Required task:
Transcribe the full listing below exactly.

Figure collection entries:

════════════════════

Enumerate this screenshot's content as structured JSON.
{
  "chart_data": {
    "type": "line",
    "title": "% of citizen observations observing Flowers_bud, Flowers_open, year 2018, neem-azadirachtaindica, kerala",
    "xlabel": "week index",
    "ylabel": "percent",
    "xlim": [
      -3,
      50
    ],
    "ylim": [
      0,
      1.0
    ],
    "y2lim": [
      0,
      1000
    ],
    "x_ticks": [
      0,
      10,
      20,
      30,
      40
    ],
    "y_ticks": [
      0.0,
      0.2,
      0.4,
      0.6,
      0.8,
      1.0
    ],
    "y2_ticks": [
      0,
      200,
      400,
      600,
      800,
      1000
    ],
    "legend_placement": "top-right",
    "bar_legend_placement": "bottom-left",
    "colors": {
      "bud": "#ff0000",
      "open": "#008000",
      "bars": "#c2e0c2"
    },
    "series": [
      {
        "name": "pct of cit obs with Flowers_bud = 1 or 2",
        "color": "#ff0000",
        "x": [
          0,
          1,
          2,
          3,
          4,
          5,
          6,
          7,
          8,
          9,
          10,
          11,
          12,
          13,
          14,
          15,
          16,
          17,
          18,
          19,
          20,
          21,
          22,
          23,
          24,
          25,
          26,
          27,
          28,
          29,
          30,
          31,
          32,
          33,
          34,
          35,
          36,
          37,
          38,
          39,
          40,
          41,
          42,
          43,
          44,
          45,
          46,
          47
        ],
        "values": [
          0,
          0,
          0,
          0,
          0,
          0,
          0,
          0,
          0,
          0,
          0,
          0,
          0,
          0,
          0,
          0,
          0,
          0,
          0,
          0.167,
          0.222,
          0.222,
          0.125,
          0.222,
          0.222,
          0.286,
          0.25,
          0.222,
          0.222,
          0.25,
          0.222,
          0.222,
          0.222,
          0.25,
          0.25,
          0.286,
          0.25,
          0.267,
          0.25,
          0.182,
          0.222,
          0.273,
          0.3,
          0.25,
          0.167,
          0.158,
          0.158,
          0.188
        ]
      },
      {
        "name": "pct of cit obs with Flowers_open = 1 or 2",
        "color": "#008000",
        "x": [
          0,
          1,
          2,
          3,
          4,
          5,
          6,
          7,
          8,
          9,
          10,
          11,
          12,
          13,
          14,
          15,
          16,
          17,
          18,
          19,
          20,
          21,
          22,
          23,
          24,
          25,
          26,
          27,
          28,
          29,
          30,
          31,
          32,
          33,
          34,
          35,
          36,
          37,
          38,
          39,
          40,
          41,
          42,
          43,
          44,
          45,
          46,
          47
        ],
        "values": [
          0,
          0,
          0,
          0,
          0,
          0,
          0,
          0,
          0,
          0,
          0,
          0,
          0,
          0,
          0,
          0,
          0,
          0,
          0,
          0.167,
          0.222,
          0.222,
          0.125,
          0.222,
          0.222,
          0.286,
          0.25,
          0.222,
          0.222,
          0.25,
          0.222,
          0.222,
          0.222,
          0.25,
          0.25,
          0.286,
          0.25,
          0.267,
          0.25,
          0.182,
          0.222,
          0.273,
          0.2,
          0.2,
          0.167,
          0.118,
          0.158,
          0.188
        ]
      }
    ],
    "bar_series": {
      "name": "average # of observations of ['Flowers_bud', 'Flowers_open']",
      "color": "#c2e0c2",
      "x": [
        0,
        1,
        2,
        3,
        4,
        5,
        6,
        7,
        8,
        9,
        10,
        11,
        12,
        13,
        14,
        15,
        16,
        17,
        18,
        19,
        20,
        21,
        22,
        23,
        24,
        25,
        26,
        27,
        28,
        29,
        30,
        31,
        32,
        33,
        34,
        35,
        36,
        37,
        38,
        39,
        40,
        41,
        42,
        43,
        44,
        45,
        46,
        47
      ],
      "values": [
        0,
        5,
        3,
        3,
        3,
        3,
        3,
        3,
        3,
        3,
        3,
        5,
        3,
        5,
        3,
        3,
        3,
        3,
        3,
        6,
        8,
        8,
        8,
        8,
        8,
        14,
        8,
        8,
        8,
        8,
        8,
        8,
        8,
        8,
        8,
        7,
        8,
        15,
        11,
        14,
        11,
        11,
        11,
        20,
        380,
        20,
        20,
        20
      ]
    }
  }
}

════════════════════

Exercise answer:
Enumerate this screenshot's content as structured JSON.
{
  "chart_data": {
    "type": "line",
    "title": "% of citizen observations observing Flowers_bud, Flowers_open, year 2018, neem-azadirachtaindica, kerala",
    "xlabel": "week index",
    "ylabel": "percent",
    "xlim": [
      -3,
      50
    ],
    "ylim": [
      0,
      1.0
    ],
    "y2lim": [
      0,
      1000
    ],
    "x_ticks": [
      0,
      10,
      20,
      30,
      40
    ],
    "y_ticks": [
      0.0,
      0.2,
      0.4,
      0.6,
      0.8,
      1.0
    ],
    "y2_ticks": [
      0,
      200,
      400,
      600,
      800,
      1000
    ],
    "legend_placement": "top-right",
    "bar_legend_placement": "bottom-left",
    "colors": {
      "bud": "#ff0000",
      "open": "#008000",
      "bars": "#c2e0c2"
    },
    "series": [
      {
        "name": "pct of cit obs with Flowers_bud = 1 or 2",
        "color": "#ff0000",
        "x": [
          0,
          1,
          2,
          3,
          4,
          5,
          6,
          7,
          8,
          9,
          10,
          11,
          12,
          13,
          14,
          15,
          16,
          17,
          18,
          19,
          20,
          21,
          22,
          23,
          24,
          25,
          26,
          27,
          28,
          29,
          30,
          31,
          32,
          33,
          34,
          35,
          36,
          37,
          38,
          39,
          40,
          41,
          42,
          43,
          44,
          45,
          46,
          47
        ],
        "values": [
          0,
          0,
          0,
          0,
          0,
          0,
          0,
          0,
          0,
          0,
          0,
          0,
          0,
          0,
          0,
          0,
          0,
          0,
          0,
          0.167,
          0.222,
          0.222,
          0.125,
          0.222,
          0.222,
          0.286,
          0.25,
          0.222,
          0.222,
          0.25,
          0.222,
          0.222,
          0.222,
          0.25,
          0.25,
          0.286,
          0.25,
          0.267,
          0.25,
          0.182,
          0.222,
          0.273,
          0.3,
          0.25,
          0.167,
          0.158,
          0.158,
          0.188
        ]
      },
      {
        "name": "pct of cit obs with Flowers_open = 1 or 2",
        "color": "#008000",
        "x": [
          0,
          1,
          2,
          3,
          4,
          5,
          6,
          7,
          8,
          9,
          10,
          11,
          12,
          13,
          14,
          15,
          16,
          17,
          18,
          19,
          20,
          21,
          22,
          23,
          24,
          25,
          26,
          27,
          28,
          29,
          30,
          31,
          32,
          33,
          34,
          35,
          36,
          37,
          38,
          39,
          40,
          41,
          42,
          43,
          44,
          45,
          46,
          47
        ],
        "values": [
          0,
          0,
          0,
          0,
          0,
          0,
          0,
          0,
          0,
          0,
          0,
          0,
          0,
          0,
          0,
          0,
          0,
          0,
          0,
          0.167,
          0.222,
          0.222,
          0.125,
          0.222,
          0.222,
          0.286,
          0.25,
          0.222,
          0.222,
          0.25,
          0.222,
          0.222,
          0.222,
          0.25,
          0.25,
          0.286,
          0.25,
          0.267,
          0.25,
          0.182,
          0.222,
          0.273,
          0.2,
          0.2,
          0.167,
          0.118,
          0.158,
          0.188
        ]
      }
    ],
    "bar_series": {
      "name": "average # of observations of ['Flowers_bud', 'Flowers_open']",
      "color": "#c2e0c2",
      "x": [
        0,
        1,
        2,
        3,
        4,
        5,
        6,
        7,
        8,
        9,
        10,
        11,
        12,
        13,
        14,
        15,
        16,
        17,
        18,
        19,
        20,
        21,
        22,
        23,
        24,
        25,
        26,
        27,
        28,
        29,
        30,
        31,
        32,
        33,
        34,
        35,
        36,
        37,
        38,
        39,
        40,
        41,
        42,
        43,
        44,
        45,
        46,
        47
      ],
      "values": [
        0,
        5,
        3,
        3,
        3,
        3,
        3,
        3,
        3,
        3,
        3,
        5,
        3,
        5,
        3,
        3,
        3,
        3,
        3,
        6,
        8,
        8,
        8,
        8,
        8,
        14,
        8,
        8,
        8,
        8,
        8,
        8,
        8,
        8,
        8,
        7,
        8,
        15,
        11,
        14,
        11,
        11,
        11,
        20,
        380,
        20,
        20,
        20
      ]
    }
  }
}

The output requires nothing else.